>> Begin

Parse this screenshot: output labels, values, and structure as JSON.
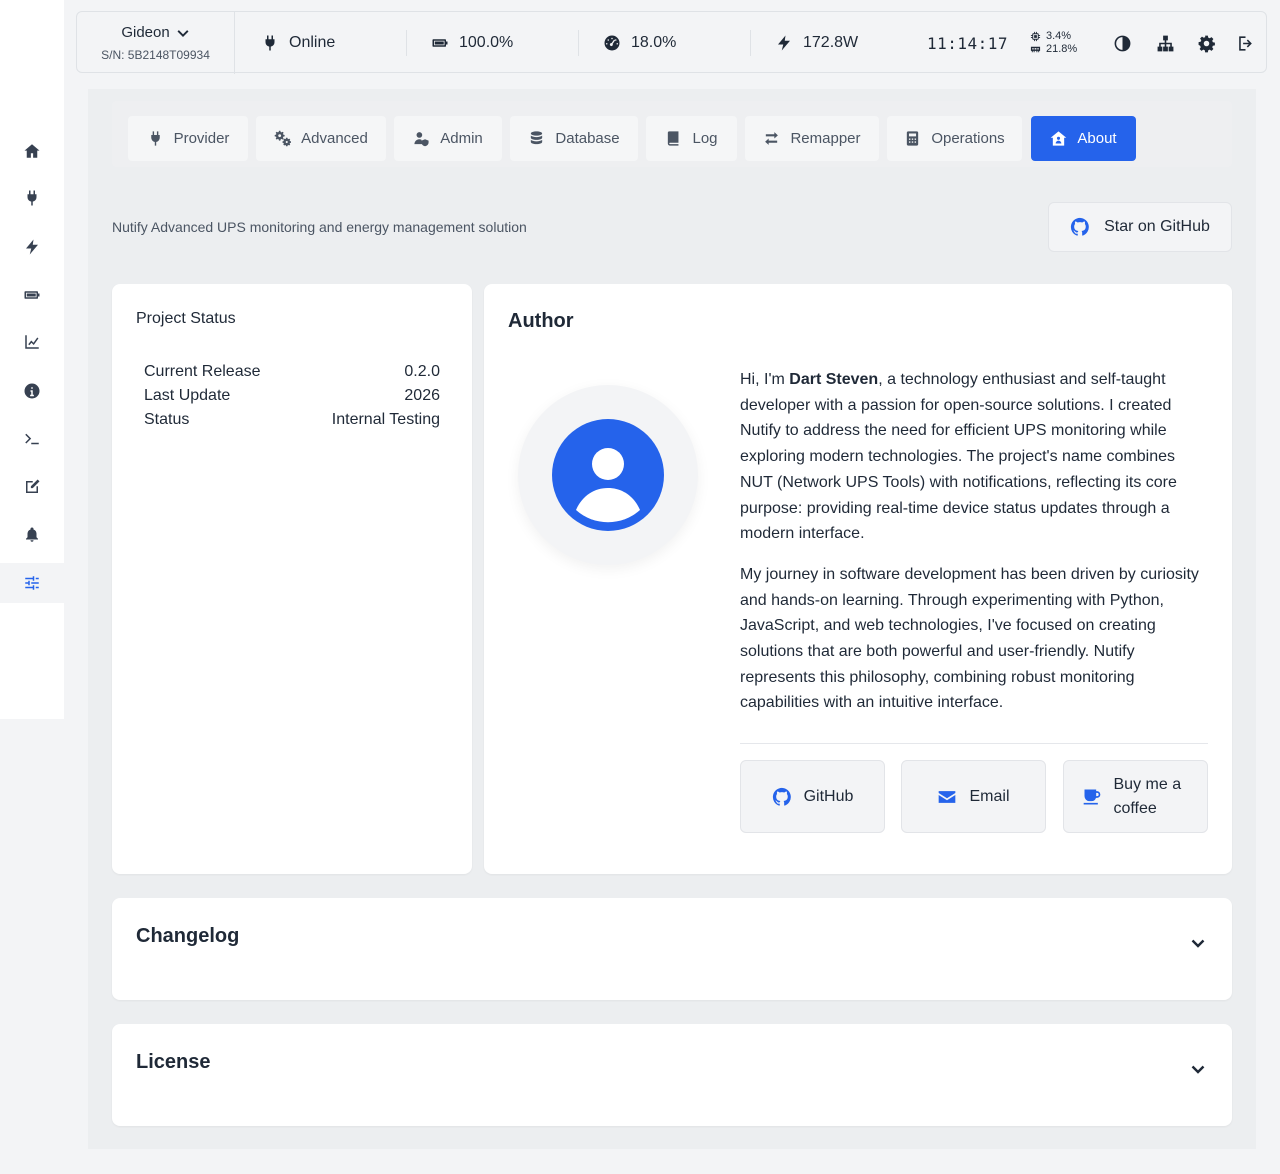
{
  "header": {
    "device_name": "Gideon",
    "serial": "S/N: 5B2148T09934",
    "status": "Online",
    "battery": "100.0%",
    "load": "18.0%",
    "power": "172.8W",
    "clock": "11:14:17",
    "cpu_usage": "3.4%",
    "ram_usage": "21.8%"
  },
  "sidebar": {
    "items": [
      {
        "icon": "home-icon"
      },
      {
        "icon": "plug-icon"
      },
      {
        "icon": "bolt-icon"
      },
      {
        "icon": "battery-icon"
      },
      {
        "icon": "chart-line-icon"
      },
      {
        "icon": "info-icon"
      },
      {
        "icon": "terminal-icon"
      },
      {
        "icon": "edit-icon"
      },
      {
        "icon": "bell-icon"
      },
      {
        "icon": "sliders-icon",
        "active": true
      }
    ]
  },
  "tabs": [
    {
      "label": "Provider",
      "icon": "plug-icon"
    },
    {
      "label": "Advanced",
      "icon": "cogs-icon"
    },
    {
      "label": "Admin",
      "icon": "user-shield-icon"
    },
    {
      "label": "Database",
      "icon": "database-icon"
    },
    {
      "label": "Log",
      "icon": "book-icon"
    },
    {
      "label": "Remapper",
      "icon": "exchange-icon"
    },
    {
      "label": "Operations",
      "icon": "calculator-icon"
    },
    {
      "label": "About",
      "icon": "house-user-icon",
      "active": true
    }
  ],
  "about": {
    "tagline": "Nutify Advanced UPS monitoring and energy management solution",
    "star_button": "Star on GitHub",
    "project_status": {
      "title": "Project Status",
      "rows": [
        {
          "label": "Current Release",
          "value": "0.2.0"
        },
        {
          "label": "Last Update",
          "value": "2026"
        },
        {
          "label": "Status",
          "value": "Internal Testing"
        }
      ]
    },
    "author": {
      "title": "Author",
      "bio1_prefix": "Hi, I'm ",
      "bio1_name": "Dart Steven",
      "bio1_rest": ", a technology enthusiast and self-taught developer with a passion for open-source solutions. I created Nutify to address the need for efficient UPS monitoring while exploring modern technologies. The project's name combines NUT (Network UPS Tools) with notifications, reflecting its core purpose: providing real-time device status updates through a modern interface.",
      "bio2": "My journey in software development has been driven by curiosity and hands-on learning. Through experimenting with Python, JavaScript, and web technologies, I've focused on creating solutions that are both powerful and user-friendly. Nutify represents this philosophy, combining robust monitoring capabilities with an intuitive interface.",
      "github_label": "GitHub",
      "email_label": "Email",
      "coffee_label": "Buy me a coffee"
    },
    "changelog_title": "Changelog",
    "license_title": "License"
  },
  "colors": {
    "accent": "#2563eb",
    "text": "#1f2937",
    "muted": "#4b5563"
  }
}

>> End

Exclude the pictures, and transcribe all of the material exactly.

| RESULT |
Parse this screenshot: output labels, values, and structure as JSON.
{
  "header": {
    "device_name": "Gideon",
    "serial": "S/N: 5B2148T09934",
    "status": "Online",
    "battery": "100.0%",
    "load": "18.0%",
    "power": "172.8W",
    "clock": "11:14:17",
    "cpu_usage": "3.4%",
    "ram_usage": "21.8%"
  },
  "sidebar": {
    "items": [
      {
        "icon": "home-icon"
      },
      {
        "icon": "plug-icon"
      },
      {
        "icon": "bolt-icon"
      },
      {
        "icon": "battery-icon"
      },
      {
        "icon": "chart-line-icon"
      },
      {
        "icon": "info-icon"
      },
      {
        "icon": "terminal-icon"
      },
      {
        "icon": "edit-icon"
      },
      {
        "icon": "bell-icon"
      },
      {
        "icon": "sliders-icon",
        "active": true
      }
    ]
  },
  "tabs": [
    {
      "label": "Provider",
      "icon": "plug-icon"
    },
    {
      "label": "Advanced",
      "icon": "cogs-icon"
    },
    {
      "label": "Admin",
      "icon": "user-shield-icon"
    },
    {
      "label": "Database",
      "icon": "database-icon"
    },
    {
      "label": "Log",
      "icon": "book-icon"
    },
    {
      "label": "Remapper",
      "icon": "exchange-icon"
    },
    {
      "label": "Operations",
      "icon": "calculator-icon"
    },
    {
      "label": "About",
      "icon": "house-user-icon",
      "active": true
    }
  ],
  "about": {
    "tagline": "Nutify Advanced UPS monitoring and energy management solution",
    "star_button": "Star on GitHub",
    "project_status": {
      "title": "Project Status",
      "rows": [
        {
          "label": "Current Release",
          "value": "0.2.0"
        },
        {
          "label": "Last Update",
          "value": "2026"
        },
        {
          "label": "Status",
          "value": "Internal Testing"
        }
      ]
    },
    "author": {
      "title": "Author",
      "bio1_prefix": "Hi, I'm ",
      "bio1_name": "Dart Steven",
      "bio1_rest": ", a technology enthusiast and self-taught developer with a passion for open-source solutions. I created Nutify to address the need for efficient UPS monitoring while exploring modern technologies. The project's name combines NUT (Network UPS Tools) with notifications, reflecting its core purpose: providing real-time device status updates through a modern interface.",
      "bio2": "My journey in software development has been driven by curiosity and hands-on learning. Through experimenting with Python, JavaScript, and web technologies, I've focused on creating solutions that are both powerful and user-friendly. Nutify represents this philosophy, combining robust monitoring capabilities with an intuitive interface.",
      "github_label": "GitHub",
      "email_label": "Email",
      "coffee_label": "Buy me a coffee"
    },
    "changelog_title": "Changelog",
    "license_title": "License"
  },
  "colors": {
    "accent": "#2563eb",
    "text": "#1f2937",
    "muted": "#4b5563"
  }
}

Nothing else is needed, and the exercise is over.